* _Die Aufgabe_
Wiederhole aus dem Artikel über das Café Spurensuche wortgetreu den Abschnitt, der mit den Worten „Leben heißt, sich“ beginnt und mit „schaffen menschliche Beziehungen.“ endet.

* _Artikel_

Paradies der Erinnerungen

Café Spurensuche lädt demenzkranke Senioren zweimal wöchentlich zur Zeitreise ein

Den Aktionsradius pflegebedürftiger Senioren wieder zu erweitern, ihnen Raum geben und sie gezielt zu fördern ist die Maxime des Cafés Spurensuche, eine Initiative des Pflegestützpunktes der Diakonie Sozialstation Kirchberg. Zweimal wöchentlich lädt dieser demenzkranke Menschen aus der Region in das Gesundheitszentrum Büchenbeuren ein, sich gemeinsam mit anderen auf eine Reise in die Vergangenheit zu machen.

 

Leben heißt, sich mit anderen Menschen auseinanderzusetzen, in kleinen einfachen wie in großen wichtigen Dingen. Und das bedeutet, viel miteinander zu sprechen. Gute Gespräche fördern das Miteinander, lassen Vertrautheit entstehen, schaffen menschliche Beziehungen.

 

Doch der Alltag demenzkranker Menschen sieht meist anders aus. Er spielt sich häufig nur noch in den eigenen vier Wänden ab und die Kommunikation reduziert sich auf wenige Menschen und sich wiederholende Themen. Um hier neue Impulse zu setzen, hat sich der Pflegestützpunkt Kirchberg etwas Besonderes einfallen lassen – das Biografie-Café Spurensuche.

Positionsangaben der Einträge
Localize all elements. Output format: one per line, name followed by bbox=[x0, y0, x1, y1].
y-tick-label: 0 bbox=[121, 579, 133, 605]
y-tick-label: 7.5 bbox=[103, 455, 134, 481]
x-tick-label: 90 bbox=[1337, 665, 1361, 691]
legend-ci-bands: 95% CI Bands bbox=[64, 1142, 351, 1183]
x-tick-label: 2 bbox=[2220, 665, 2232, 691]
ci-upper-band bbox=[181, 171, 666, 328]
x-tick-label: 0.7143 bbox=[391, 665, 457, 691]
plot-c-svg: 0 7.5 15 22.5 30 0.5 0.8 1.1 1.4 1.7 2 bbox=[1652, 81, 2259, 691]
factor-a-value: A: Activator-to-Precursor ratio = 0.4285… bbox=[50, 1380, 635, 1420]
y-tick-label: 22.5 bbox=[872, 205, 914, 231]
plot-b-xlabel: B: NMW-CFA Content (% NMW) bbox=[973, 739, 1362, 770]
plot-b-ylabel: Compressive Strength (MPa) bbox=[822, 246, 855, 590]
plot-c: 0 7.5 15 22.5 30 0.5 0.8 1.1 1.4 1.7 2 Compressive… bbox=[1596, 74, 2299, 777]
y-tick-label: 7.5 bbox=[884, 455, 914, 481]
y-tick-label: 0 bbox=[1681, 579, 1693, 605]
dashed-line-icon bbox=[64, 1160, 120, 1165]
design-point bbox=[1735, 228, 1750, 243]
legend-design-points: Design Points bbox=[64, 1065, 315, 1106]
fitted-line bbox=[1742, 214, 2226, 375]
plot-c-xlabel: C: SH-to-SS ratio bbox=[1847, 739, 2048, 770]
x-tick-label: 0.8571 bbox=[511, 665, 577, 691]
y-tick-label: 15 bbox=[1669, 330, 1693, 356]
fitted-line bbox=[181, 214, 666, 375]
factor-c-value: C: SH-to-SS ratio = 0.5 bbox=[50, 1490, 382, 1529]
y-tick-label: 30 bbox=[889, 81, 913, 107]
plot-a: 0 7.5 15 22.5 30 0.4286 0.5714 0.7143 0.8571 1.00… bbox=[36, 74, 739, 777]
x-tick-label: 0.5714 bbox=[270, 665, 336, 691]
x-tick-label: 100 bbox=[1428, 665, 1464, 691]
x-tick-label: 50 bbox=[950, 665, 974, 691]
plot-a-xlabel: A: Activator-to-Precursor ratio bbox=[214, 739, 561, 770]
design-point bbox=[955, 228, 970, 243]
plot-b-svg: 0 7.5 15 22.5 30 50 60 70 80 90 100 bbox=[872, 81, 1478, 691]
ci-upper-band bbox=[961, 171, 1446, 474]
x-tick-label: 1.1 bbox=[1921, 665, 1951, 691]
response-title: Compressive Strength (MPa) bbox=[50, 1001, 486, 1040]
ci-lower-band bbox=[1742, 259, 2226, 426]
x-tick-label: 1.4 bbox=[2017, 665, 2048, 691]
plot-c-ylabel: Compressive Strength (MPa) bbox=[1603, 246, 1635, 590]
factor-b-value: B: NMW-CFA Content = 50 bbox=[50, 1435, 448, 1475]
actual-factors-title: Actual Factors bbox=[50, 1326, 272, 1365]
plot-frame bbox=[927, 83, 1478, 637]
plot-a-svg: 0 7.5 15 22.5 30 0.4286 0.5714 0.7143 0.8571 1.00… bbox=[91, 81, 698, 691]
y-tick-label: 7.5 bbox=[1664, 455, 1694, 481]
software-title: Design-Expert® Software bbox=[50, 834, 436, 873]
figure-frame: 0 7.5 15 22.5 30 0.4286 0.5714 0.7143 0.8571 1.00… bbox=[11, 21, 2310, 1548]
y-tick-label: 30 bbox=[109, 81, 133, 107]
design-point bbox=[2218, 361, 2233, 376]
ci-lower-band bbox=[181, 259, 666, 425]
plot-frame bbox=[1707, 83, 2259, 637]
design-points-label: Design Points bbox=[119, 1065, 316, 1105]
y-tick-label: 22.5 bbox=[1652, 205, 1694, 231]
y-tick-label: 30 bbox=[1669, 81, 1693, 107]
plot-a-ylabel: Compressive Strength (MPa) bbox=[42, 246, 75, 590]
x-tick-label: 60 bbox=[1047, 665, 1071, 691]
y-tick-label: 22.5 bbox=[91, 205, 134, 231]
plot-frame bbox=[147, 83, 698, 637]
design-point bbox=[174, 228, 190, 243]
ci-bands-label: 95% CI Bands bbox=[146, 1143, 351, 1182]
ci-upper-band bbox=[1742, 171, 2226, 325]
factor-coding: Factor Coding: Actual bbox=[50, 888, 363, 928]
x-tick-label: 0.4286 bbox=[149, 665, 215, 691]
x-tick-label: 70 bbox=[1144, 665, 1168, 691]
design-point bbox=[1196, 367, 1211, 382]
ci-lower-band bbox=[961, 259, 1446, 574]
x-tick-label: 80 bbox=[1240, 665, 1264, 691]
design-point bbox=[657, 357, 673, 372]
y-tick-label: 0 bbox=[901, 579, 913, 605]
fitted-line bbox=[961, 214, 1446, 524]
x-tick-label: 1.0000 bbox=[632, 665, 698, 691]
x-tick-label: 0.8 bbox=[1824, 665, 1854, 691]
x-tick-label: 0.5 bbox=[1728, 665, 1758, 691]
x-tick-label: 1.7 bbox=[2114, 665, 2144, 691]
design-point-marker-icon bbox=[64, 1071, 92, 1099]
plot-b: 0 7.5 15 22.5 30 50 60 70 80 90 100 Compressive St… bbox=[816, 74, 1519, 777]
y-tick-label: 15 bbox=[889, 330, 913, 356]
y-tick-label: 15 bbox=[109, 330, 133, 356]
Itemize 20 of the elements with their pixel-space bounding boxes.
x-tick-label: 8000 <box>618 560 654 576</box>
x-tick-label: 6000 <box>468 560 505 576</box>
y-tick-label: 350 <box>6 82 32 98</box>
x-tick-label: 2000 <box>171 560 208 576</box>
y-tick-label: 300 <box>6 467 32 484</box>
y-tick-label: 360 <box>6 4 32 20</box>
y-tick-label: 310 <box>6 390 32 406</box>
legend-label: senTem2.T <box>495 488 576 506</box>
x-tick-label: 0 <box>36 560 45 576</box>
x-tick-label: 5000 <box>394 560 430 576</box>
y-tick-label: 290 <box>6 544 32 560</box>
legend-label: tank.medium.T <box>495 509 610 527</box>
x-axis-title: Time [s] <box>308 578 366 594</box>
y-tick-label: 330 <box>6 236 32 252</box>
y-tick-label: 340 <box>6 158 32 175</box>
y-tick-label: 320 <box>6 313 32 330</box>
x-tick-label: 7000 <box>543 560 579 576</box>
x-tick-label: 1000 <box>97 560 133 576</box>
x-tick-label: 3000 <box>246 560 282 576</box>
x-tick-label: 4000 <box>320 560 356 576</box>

* _Deine Antwort_
Leben heißt, sich mit anderen Menschen auseinanderzusetzen, in kleinen einfachen wie in großen wichtigen Dingen. Und das bedeutet, viel miteinander zu sprechen. Gute Gespräche fördern das Miteinander, lassen Vertrautheit entstehen, schaffen menschliche Beziehungen.